* **THE REQUEST**
Copy out the entries below in full and exactly.

(Records from a dataset)
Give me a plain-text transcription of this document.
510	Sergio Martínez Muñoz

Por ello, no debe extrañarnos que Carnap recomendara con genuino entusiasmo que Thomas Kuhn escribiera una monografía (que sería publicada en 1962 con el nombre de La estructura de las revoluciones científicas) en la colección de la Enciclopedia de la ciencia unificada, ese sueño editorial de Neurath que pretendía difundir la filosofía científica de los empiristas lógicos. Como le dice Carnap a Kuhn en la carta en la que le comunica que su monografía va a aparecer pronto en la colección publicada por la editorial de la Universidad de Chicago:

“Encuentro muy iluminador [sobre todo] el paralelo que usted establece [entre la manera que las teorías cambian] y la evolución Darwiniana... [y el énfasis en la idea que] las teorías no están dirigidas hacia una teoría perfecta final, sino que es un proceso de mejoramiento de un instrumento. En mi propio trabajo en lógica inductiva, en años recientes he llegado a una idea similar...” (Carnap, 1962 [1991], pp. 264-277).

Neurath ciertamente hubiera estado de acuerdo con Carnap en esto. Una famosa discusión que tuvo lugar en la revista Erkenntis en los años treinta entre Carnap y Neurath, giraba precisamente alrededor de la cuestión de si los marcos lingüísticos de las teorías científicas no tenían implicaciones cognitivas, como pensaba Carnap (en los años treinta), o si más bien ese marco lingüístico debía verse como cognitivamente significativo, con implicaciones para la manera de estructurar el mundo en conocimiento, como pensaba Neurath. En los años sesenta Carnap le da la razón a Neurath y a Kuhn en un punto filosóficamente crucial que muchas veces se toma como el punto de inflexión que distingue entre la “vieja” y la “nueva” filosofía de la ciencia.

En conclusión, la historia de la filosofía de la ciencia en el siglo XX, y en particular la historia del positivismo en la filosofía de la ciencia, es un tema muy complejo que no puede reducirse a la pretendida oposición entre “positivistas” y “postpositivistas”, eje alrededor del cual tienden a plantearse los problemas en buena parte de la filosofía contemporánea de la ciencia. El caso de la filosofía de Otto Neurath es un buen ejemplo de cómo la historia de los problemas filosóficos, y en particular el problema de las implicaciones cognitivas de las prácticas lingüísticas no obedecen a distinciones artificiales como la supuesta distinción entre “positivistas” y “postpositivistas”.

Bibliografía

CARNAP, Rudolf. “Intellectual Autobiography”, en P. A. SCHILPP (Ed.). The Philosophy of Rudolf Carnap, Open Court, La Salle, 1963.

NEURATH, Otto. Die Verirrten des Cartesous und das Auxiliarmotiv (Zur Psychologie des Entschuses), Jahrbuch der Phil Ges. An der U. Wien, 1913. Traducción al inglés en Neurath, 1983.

* **WRITTEN RESPONSE**
Give me a plain-text transcription of this document.
510	Sergio Martínez Muñoz

Por ello, no debe extrañarnos que Carnap recomendara con genuino entusiasmo que Thomas Kuhn escribiera una monografía (que sería publicada en 1962 con el nombre de La estructura de las revoluciones científicas) en la colección de la Enciclopedia de la ciencia unificada, ese sueño editorial de Neurath que pretendía difundir la filosofía científica de los empiristas lógicos. Como le dice Carnap a Kuhn en la carta en la que le comunica que su monografía va a aparecer pronto en la colección publicada por la editorial de la Universidad de Chicago:

“Encuentro muy iluminador [sobre todo] el paralelo que usted establece [entre la manera que las teorías cambian] y la evolución Darwiniana... [y el énfasis en la idea que] las teorías no están dirigidas hacia una teoría perfecta final, sino que es un proceso de mejoramiento de un instrumento. En mi propio trabajo en lógica inductiva, en años recientes he llegado a una idea similar...” (Carnap, 1962 [1991], pp. 264-277).

Neurath ciertamente hubiera estado de acuerdo con Carnap en esto. Una famosa discusión que tuvo lugar en la revista Erkenntis en los años treinta entre Carnap y Neurath, giraba precisamente alrededor de la cuestión de si los marcos lingüísticos de las teorías científicas no tenían implicaciones cognitivas, como pensaba Carnap (en los años treinta), o si más bien ese marco lingüístico debía verse como cognitivamente significativo, con implicaciones para la manera de estructurar el mundo en conocimiento, como pensaba Neurath. En los años sesenta Carnap le da la razón a Neurath y a Kuhn en un punto filosóficamente crucial que muchas veces se toma como el punto de inflexión que distingue entre la “vieja” y la “nueva” filosofía de la ciencia.

En conclusión, la historia de la filosofía de la ciencia en el siglo XX, y en particular la historia del positivismo en la filosofía de la ciencia, es un tema muy complejo que no puede reducirse a la pretendida oposición entre “positivistas” y “postpositivistas”, eje alrededor del cual tienden a plantearse los problemas en buena parte de la filosofía contemporánea de la ciencia. El caso de la filosofía de Otto Neurath es un buen ejemplo de cómo la historia de los problemas filosóficos, y en particular el problema de las implicaciones cognitivas de las prácticas lingüísticas no obedecen a distinciones artificiales como la supuesta distinción entre “positivistas” y “postpositivistas”.

Bibliografía

CARNAP, Rudolf. “Intellectual Autobiography”, en P. A. SCHILPP (Ed.). The Philosophy of Rudolf Carnap, Open Court, La Salle, 1963.

NEURATH, Otto. Die Verirrten des Cartesous und das Auxiliarmotiv (Zur Psychologie des Entschuses), Jahrbuch der Phil Ges. An der U. Wien, 1913. Traducción al inglés en Neurath, 1983.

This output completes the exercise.